:: INPUT DATA

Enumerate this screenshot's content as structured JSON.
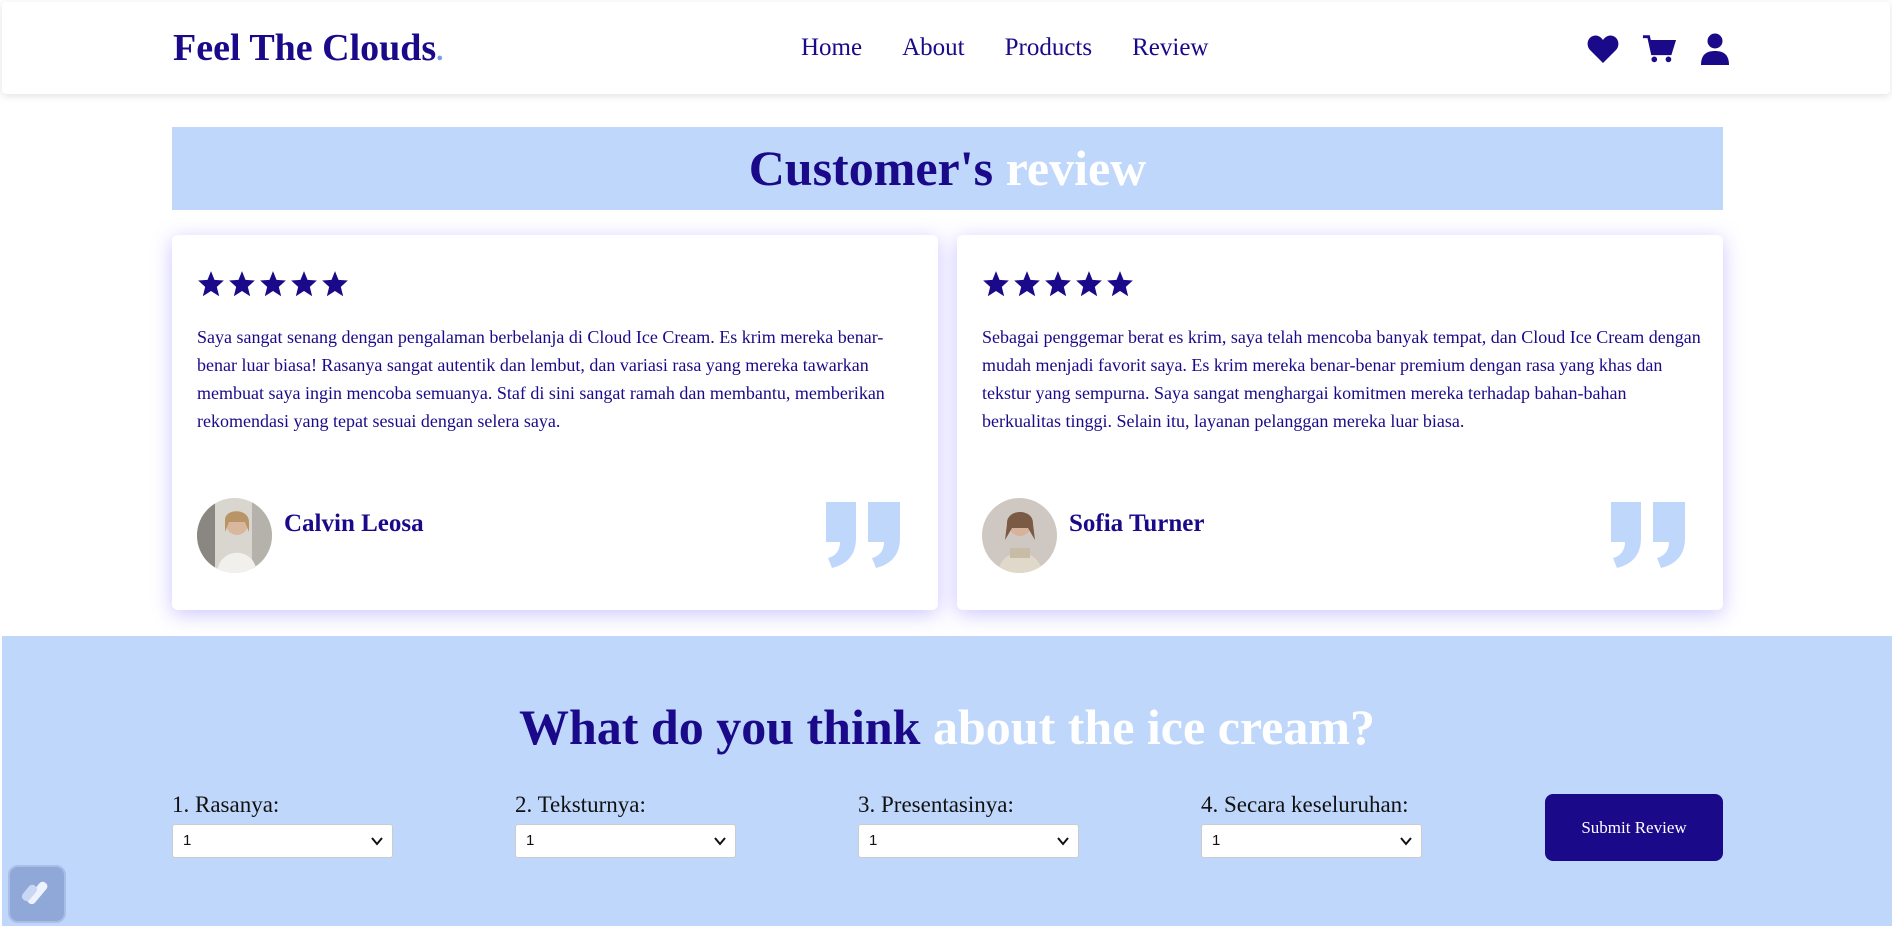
{
  "header": {
    "brand": "Feel The Clouds",
    "brand_dot": ".",
    "nav": [
      "Home",
      "About",
      "Products",
      "Review"
    ],
    "icons": [
      "heart-icon",
      "cart-icon",
      "user-icon"
    ]
  },
  "reviews": {
    "title_dark": "Customer's",
    "title_light": "review",
    "cards": [
      {
        "rating": 5,
        "text": "Saya sangat senang dengan pengalaman berbelanja di Cloud Ice Cream. Es krim mereka benar-benar luar biasa! Rasanya sangat autentik dan lembut, dan variasi rasa yang mereka tawarkan membuat saya ingin mencoba semuanya. Staf di sini sangat ramah dan membantu, memberikan rekomendasi yang tepat sesuai dengan selera saya.",
        "name": "Calvin Leosa"
      },
      {
        "rating": 5,
        "text": "Sebagai penggemar berat es krim, saya telah mencoba banyak tempat, dan Cloud Ice Cream dengan mudah menjadi favorit saya. Es krim mereka benar-benar premium dengan rasa yang khas dan tekstur yang sempurna. Saya sangat menghargai komitmen mereka terhadap bahan-bahan berkualitas tinggi. Selain itu, layanan pelanggan mereka luar biasa.",
        "name": "Sofia Turner"
      }
    ]
  },
  "feedback": {
    "title_dark": "What do you think",
    "title_light": "about the ice cream?",
    "fields": [
      {
        "label": "1. Rasanya:",
        "value": "1"
      },
      {
        "label": "2. Teksturnya:",
        "value": "1"
      },
      {
        "label": "3. Presentasinya:",
        "value": "1"
      },
      {
        "label": "4. Secara keseluruhan:",
        "value": "1"
      }
    ],
    "submit_label": "Submit Review"
  },
  "colors": {
    "primary": "#1a0a8a",
    "light_blue": "#c0d7fc",
    "quote": "#c0d7fc"
  }
}
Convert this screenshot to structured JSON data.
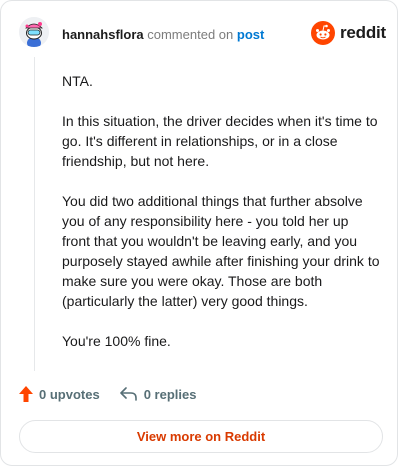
{
  "header": {
    "username": "hannahsflora",
    "action_text": "commented on",
    "post_link": "post"
  },
  "brand": {
    "wordmark": "reddit",
    "accent_color": "#ff4500"
  },
  "comment": {
    "paragraphs": [
      "NTA.",
      "In this situation, the driver decides when it's time to go. It's different in relationships, or in a close friendship, but not here.",
      "You did two additional things that further absolve you of any responsibility here - you told her up front that you wouldn't be leaving early, and you purposely stayed awhile after finishing your drink to make sure you were okay. Those are both (particularly the latter) very good things.",
      "You're 100% fine."
    ]
  },
  "actions": {
    "upvotes_label": "0 upvotes",
    "upvote_icon": "upvote-arrow-icon",
    "upvote_color": "#ff4500",
    "replies_label": "0 replies",
    "reply_icon": "reply-arrow-icon"
  },
  "footer": {
    "view_more_label": "View more on Reddit",
    "link_color": "#d93a00"
  }
}
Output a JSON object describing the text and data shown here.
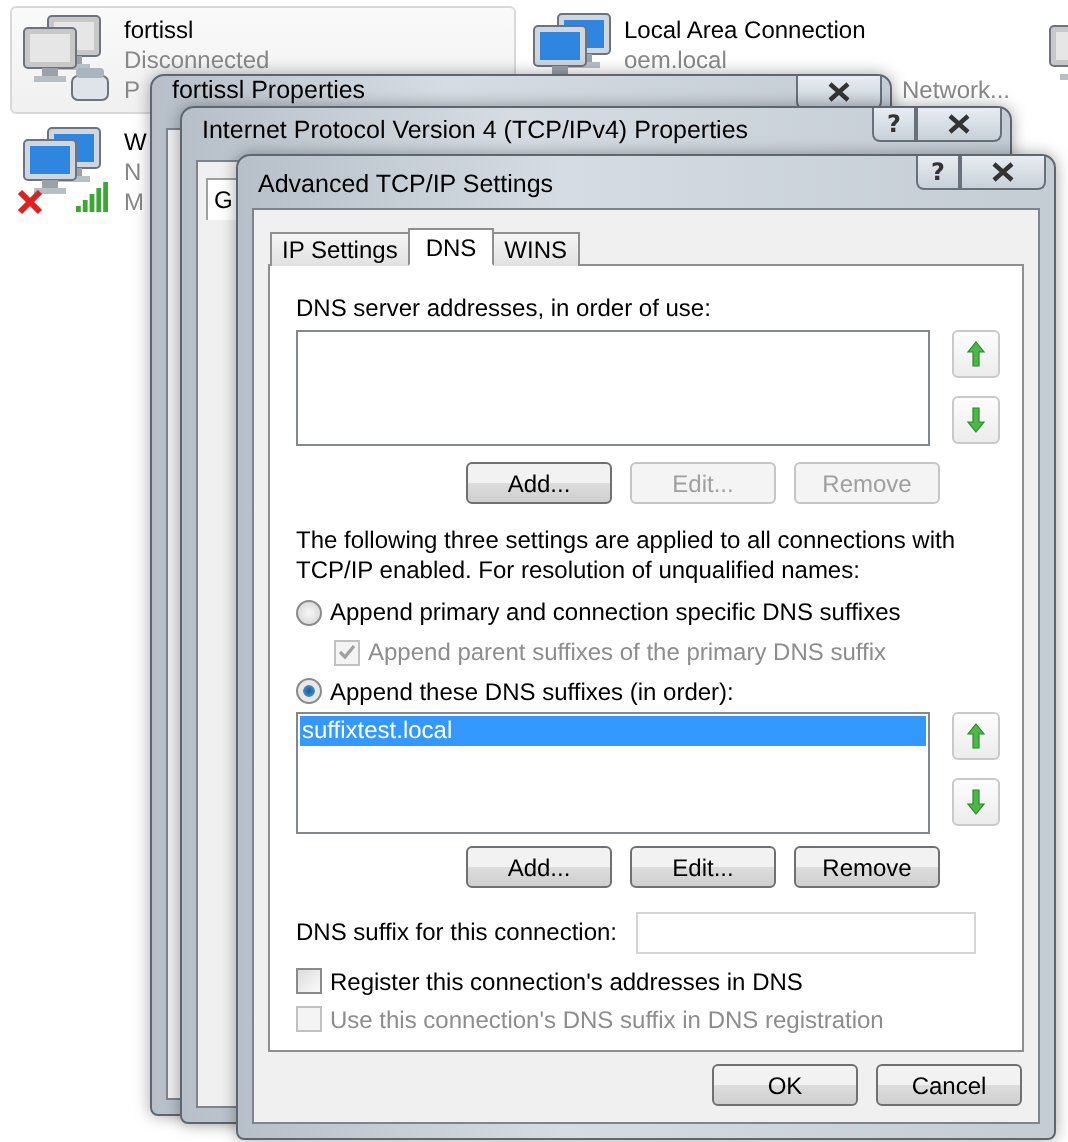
{
  "connections": [
    {
      "name": "fortissl",
      "kind": "dialup",
      "greyed": true,
      "error": false,
      "selected": true,
      "lines": [
        {
          "text": "Disconnected",
          "kind": "head"
        },
        {
          "text": "P",
          "kind": "head"
        }
      ]
    },
    {
      "name": "Local Area Connection",
      "kind": "lan",
      "greyed": false,
      "error": false,
      "selected": false,
      "lines": [
        {
          "text": "oem.local",
          "kind": "head"
        },
        {
          "text": "Network...",
          "kind": "tail"
        }
      ]
    },
    {
      "kind": "lan",
      "greyed": true,
      "error": false,
      "selected": false
    },
    {
      "name": "W",
      "kind": "wireless",
      "greyed": false,
      "error": true,
      "selected": false,
      "lines": [
        {
          "text": "N",
          "kind": "head"
        },
        {
          "text": "M",
          "kind": "head"
        }
      ]
    }
  ],
  "back_windows": [
    {
      "title": "fortissl Properties"
    },
    {
      "title": "Internet Protocol Version 4 (TCP/IPv4) Properties",
      "help": "?",
      "fragment": "G"
    }
  ],
  "dialog": {
    "title": "Advanced TCP/IP Settings",
    "help": "?",
    "tabs": [
      {
        "label": "IP Settings",
        "selected": false
      },
      {
        "label": "DNS",
        "selected": true
      },
      {
        "label": "WINS",
        "selected": false
      }
    ],
    "dns_servers": {
      "label": "DNS server addresses, in order of use:",
      "buttons": [
        {
          "label": "Add...",
          "disabled": false
        },
        {
          "label": "Edit...",
          "disabled": true
        },
        {
          "label": "Remove",
          "disabled": true
        }
      ]
    },
    "note": "The following three settings are applied to all connections with TCP/IP enabled. For resolution of unqualified names:",
    "options": [
      {
        "kind": "radio",
        "label": "Append primary and connection specific DNS suffixes",
        "selected": false,
        "children": [
          {
            "kind": "checkbox",
            "label": "Append parent suffixes of the primary DNS suffix",
            "checked": true,
            "disabled": true
          }
        ]
      },
      {
        "kind": "radio",
        "label": "Append these DNS suffixes (in order):",
        "selected": true
      }
    ],
    "suffixes": {
      "items": [
        {
          "text": "suffixtest.local",
          "selected": true
        }
      ],
      "buttons": [
        {
          "label": "Add...",
          "disabled": false
        },
        {
          "label": "Edit...",
          "disabled": false
        },
        {
          "label": "Remove",
          "disabled": false
        }
      ]
    },
    "suffix_field": {
      "label": "DNS suffix for this connection:"
    },
    "checks": [
      {
        "label": "Register this connection's addresses in DNS",
        "checked": false,
        "disabled": false
      },
      {
        "label": "Use this connection's DNS suffix in DNS registration",
        "checked": false,
        "disabled": true
      }
    ],
    "footer": [
      {
        "label": "OK"
      },
      {
        "label": "Cancel"
      }
    ]
  }
}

::::

Output every entry exactly as given; pictures are not part of the copy.

Enumerate this screenshot's content as structured JSON.
{
  "header": {
    "brand": "Feel The Clouds",
    "brand_dot": ".",
    "nav": [
      "Home",
      "About",
      "Products",
      "Review"
    ],
    "icons": [
      "heart-icon",
      "cart-icon",
      "user-icon"
    ]
  },
  "reviews": {
    "title_dark": "Customer's",
    "title_light": "review",
    "cards": [
      {
        "rating": 5,
        "text": "Saya sangat senang dengan pengalaman berbelanja di Cloud Ice Cream. Es krim mereka benar-benar luar biasa! Rasanya sangat autentik dan lembut, dan variasi rasa yang mereka tawarkan membuat saya ingin mencoba semuanya. Staf di sini sangat ramah dan membantu, memberikan rekomendasi yang tepat sesuai dengan selera saya.",
        "name": "Calvin Leosa"
      },
      {
        "rating": 5,
        "text": "Sebagai penggemar berat es krim, saya telah mencoba banyak tempat, dan Cloud Ice Cream dengan mudah menjadi favorit saya. Es krim mereka benar-benar premium dengan rasa yang khas dan tekstur yang sempurna. Saya sangat menghargai komitmen mereka terhadap bahan-bahan berkualitas tinggi. Selain itu, layanan pelanggan mereka luar biasa.",
        "name": "Sofia Turner"
      }
    ]
  },
  "feedback": {
    "title_dark": "What do you think",
    "title_light": "about the ice cream?",
    "fields": [
      {
        "label": "1. Rasanya:",
        "value": "1"
      },
      {
        "label": "2. Teksturnya:",
        "value": "1"
      },
      {
        "label": "3. Presentasinya:",
        "value": "1"
      },
      {
        "label": "4. Secara keseluruhan:",
        "value": "1"
      }
    ],
    "submit_label": "Submit Review"
  },
  "colors": {
    "primary": "#1a0a8a",
    "light_blue": "#c0d7fc",
    "quote": "#c0d7fc"
  }
}
Convert this screenshot to structured JSON data.
{
  "header": {
    "username": "hannahsflora",
    "action_text": "commented on",
    "post_link": "post"
  },
  "brand": {
    "wordmark": "reddit",
    "accent_color": "#ff4500"
  },
  "comment": {
    "paragraphs": [
      "NTA.",
      "In this situation, the driver decides when it's time to go. It's different in relationships, or in a close friendship, but not here.",
      "You did two additional things that further absolve you of any responsibility here - you told her up front that you wouldn't be leaving early, and you purposely stayed awhile after finishing your drink to make sure you were okay. Those are both (particularly the latter) very good things.",
      "You're 100% fine."
    ]
  },
  "actions": {
    "upvotes_label": "0 upvotes",
    "upvote_icon": "upvote-arrow-icon",
    "upvote_color": "#ff4500",
    "replies_label": "0 replies",
    "reply_icon": "reply-arrow-icon"
  },
  "footer": {
    "view_more_label": "View more on Reddit",
    "link_color": "#d93a00"
  }
}
Output a JSON object describing the text and data shown here.
{
  "connections": [
    {
      "name": "fortissl",
      "kind": "dialup",
      "greyed": true,
      "error": false,
      "selected": true,
      "lines": [
        {
          "text": "Disconnected",
          "kind": "head"
        },
        {
          "text": "P",
          "kind": "head"
        }
      ]
    },
    {
      "name": "Local Area Connection",
      "kind": "lan",
      "greyed": false,
      "error": false,
      "selected": false,
      "lines": [
        {
          "text": "oem.local",
          "kind": "head"
        },
        {
          "text": "Network...",
          "kind": "tail"
        }
      ]
    },
    {
      "kind": "lan",
      "greyed": true,
      "error": false,
      "selected": false
    },
    {
      "name": "W",
      "kind": "wireless",
      "greyed": false,
      "error": true,
      "selected": false,
      "lines": [
        {
          "text": "N",
          "kind": "head"
        },
        {
          "text": "M",
          "kind": "head"
        }
      ]
    }
  ],
  "back_windows": [
    {
      "title": "fortissl Properties"
    },
    {
      "title": "Internet Protocol Version 4 (TCP/IPv4) Properties",
      "help": "?",
      "fragment": "G"
    }
  ],
  "dialog": {
    "title": "Advanced TCP/IP Settings",
    "help": "?",
    "tabs": [
      {
        "label": "IP Settings",
        "selected": false
      },
      {
        "label": "DNS",
        "selected": true
      },
      {
        "label": "WINS",
        "selected": false
      }
    ],
    "dns_servers": {
      "label": "DNS server addresses, in order of use:",
      "buttons": [
        {
          "label": "Add...",
          "disabled": false
        },
        {
          "label": "Edit...",
          "disabled": true
        },
        {
          "label": "Remove",
          "disabled": true
        }
      ]
    },
    "note": "The following three settings are applied to all connections with TCP/IP enabled. For resolution of unqualified names:",
    "options": [
      {
        "kind": "radio",
        "label": "Append primary and connection specific DNS suffixes",
        "selected": false,
        "children": [
          {
            "kind": "checkbox",
            "label": "Append parent suffixes of the primary DNS suffix",
            "checked": true,
            "disabled": true
          }
        ]
      },
      {
        "kind": "radio",
        "label": "Append these DNS suffixes (in order):",
        "selected": true
      }
    ],
    "suffixes": {
      "items": [
        {
          "text": "suffixtest.local",
          "selected": true
        }
      ],
      "buttons": [
        {
          "label": "Add...",
          "disabled": false
        },
        {
          "label": "Edit...",
          "disabled": false
        },
        {
          "label": "Remove",
          "disabled": false
        }
      ]
    },
    "suffix_field": {
      "label": "DNS suffix for this connection:"
    },
    "checks": [
      {
        "label": "Register this connection's addresses in DNS",
        "checked": false,
        "disabled": false
      },
      {
        "label": "Use this connection's DNS suffix in DNS registration",
        "checked": false,
        "disabled": true
      }
    ],
    "footer": [
      {
        "label": "OK"
      },
      {
        "label": "Cancel"
      }
    ]
  }
}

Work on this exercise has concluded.